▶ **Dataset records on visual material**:
********************

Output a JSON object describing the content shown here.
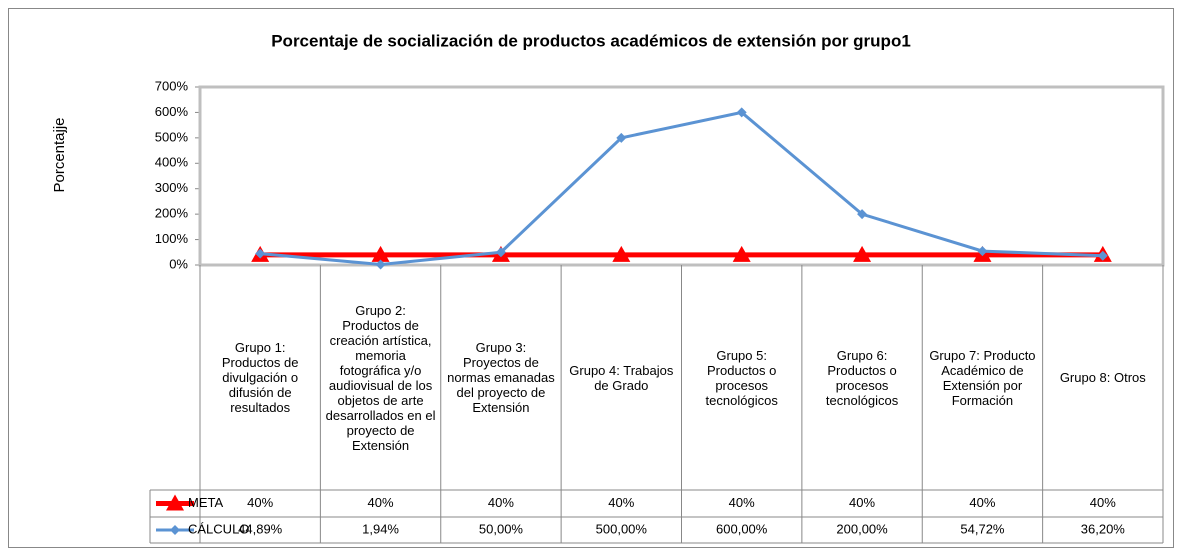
{
  "chart_data": {
    "type": "line",
    "title": "Porcentaje de socialización de productos académicos de extensión por grupo1",
    "y_label": "Porcentajje",
    "categories": [
      "Grupo 1: Productos de divulgación o difusión de resultados",
      "Grupo 2: Productos de creación artística, memoria fotográfica y/o audiovisual de los objetos de arte desarrollados en el proyecto de Extensión",
      "Grupo 3: Proyectos de normas emanadas del proyecto de Extensión",
      "Grupo 4: Trabajos de Grado",
      "Grupo 5: Productos o procesos tecnológicos",
      "Grupo 6: Productos o procesos tecnológicos",
      "Grupo 7: Producto Académico de Extensión por Formación",
      "Grupo 8: Otros"
    ],
    "series": [
      {
        "name": "META",
        "color": "#ff0000",
        "marker": "triangle",
        "values": [
          40,
          40,
          40,
          40,
          40,
          40,
          40,
          40
        ],
        "value_labels": [
          "40%",
          "40%",
          "40%",
          "40%",
          "40%",
          "40%",
          "40%",
          "40%"
        ]
      },
      {
        "name": "CÁLCULO",
        "color": "#5b93d3",
        "marker": "diamond",
        "values": [
          44.89,
          1.94,
          50,
          500,
          600,
          200,
          54.72,
          36.2
        ],
        "value_labels": [
          "44,89%",
          "1,94%",
          "50,00%",
          "500,00%",
          "600,00%",
          "200,00%",
          "54,72%",
          "36,20%"
        ]
      }
    ],
    "ylim": [
      0,
      700
    ],
    "yticks": [
      {
        "value": 0,
        "label": "0%"
      },
      {
        "value": 100,
        "label": "100%"
      },
      {
        "value": 200,
        "label": "200%"
      },
      {
        "value": 300,
        "label": "300%"
      },
      {
        "value": 400,
        "label": "400%"
      },
      {
        "value": 500,
        "label": "500%"
      },
      {
        "value": 600,
        "label": "600%"
      },
      {
        "value": 700,
        "label": "700%"
      }
    ],
    "grid": false
  }
}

********************

▶ **BRIEF**: Quote the records above exactly, leaving out any pictures.

▶ **WRITTEN RESPONSE**:
Output a JSON object describing the content shown here.
{
  "chart_data": {
    "type": "line",
    "title": "Porcentaje de socialización de productos académicos de extensión por grupo1",
    "y_label": "Porcentajje",
    "categories": [
      "Grupo 1: Productos de divulgación o difusión de resultados",
      "Grupo 2: Productos de creación artística, memoria fotográfica y/o audiovisual de los objetos de arte desarrollados en el proyecto de Extensión",
      "Grupo 3: Proyectos de normas emanadas del proyecto de Extensión",
      "Grupo 4: Trabajos de Grado",
      "Grupo 5: Productos o procesos tecnológicos",
      "Grupo 6: Productos o procesos tecnológicos",
      "Grupo 7: Producto Académico de Extensión por Formación",
      "Grupo 8: Otros"
    ],
    "series": [
      {
        "name": "META",
        "color": "#ff0000",
        "marker": "triangle",
        "values": [
          40,
          40,
          40,
          40,
          40,
          40,
          40,
          40
        ],
        "value_labels": [
          "40%",
          "40%",
          "40%",
          "40%",
          "40%",
          "40%",
          "40%",
          "40%"
        ]
      },
      {
        "name": "CÁLCULO",
        "color": "#5b93d3",
        "marker": "diamond",
        "values": [
          44.89,
          1.94,
          50,
          500,
          600,
          200,
          54.72,
          36.2
        ],
        "value_labels": [
          "44,89%",
          "1,94%",
          "50,00%",
          "500,00%",
          "600,00%",
          "200,00%",
          "54,72%",
          "36,20%"
        ]
      }
    ],
    "ylim": [
      0,
      700
    ],
    "yticks": [
      {
        "value": 0,
        "label": "0%"
      },
      {
        "value": 100,
        "label": "100%"
      },
      {
        "value": 200,
        "label": "200%"
      },
      {
        "value": 300,
        "label": "300%"
      },
      {
        "value": 400,
        "label": "400%"
      },
      {
        "value": 500,
        "label": "500%"
      },
      {
        "value": 600,
        "label": "600%"
      },
      {
        "value": 700,
        "label": "700%"
      }
    ],
    "grid": false
  }
}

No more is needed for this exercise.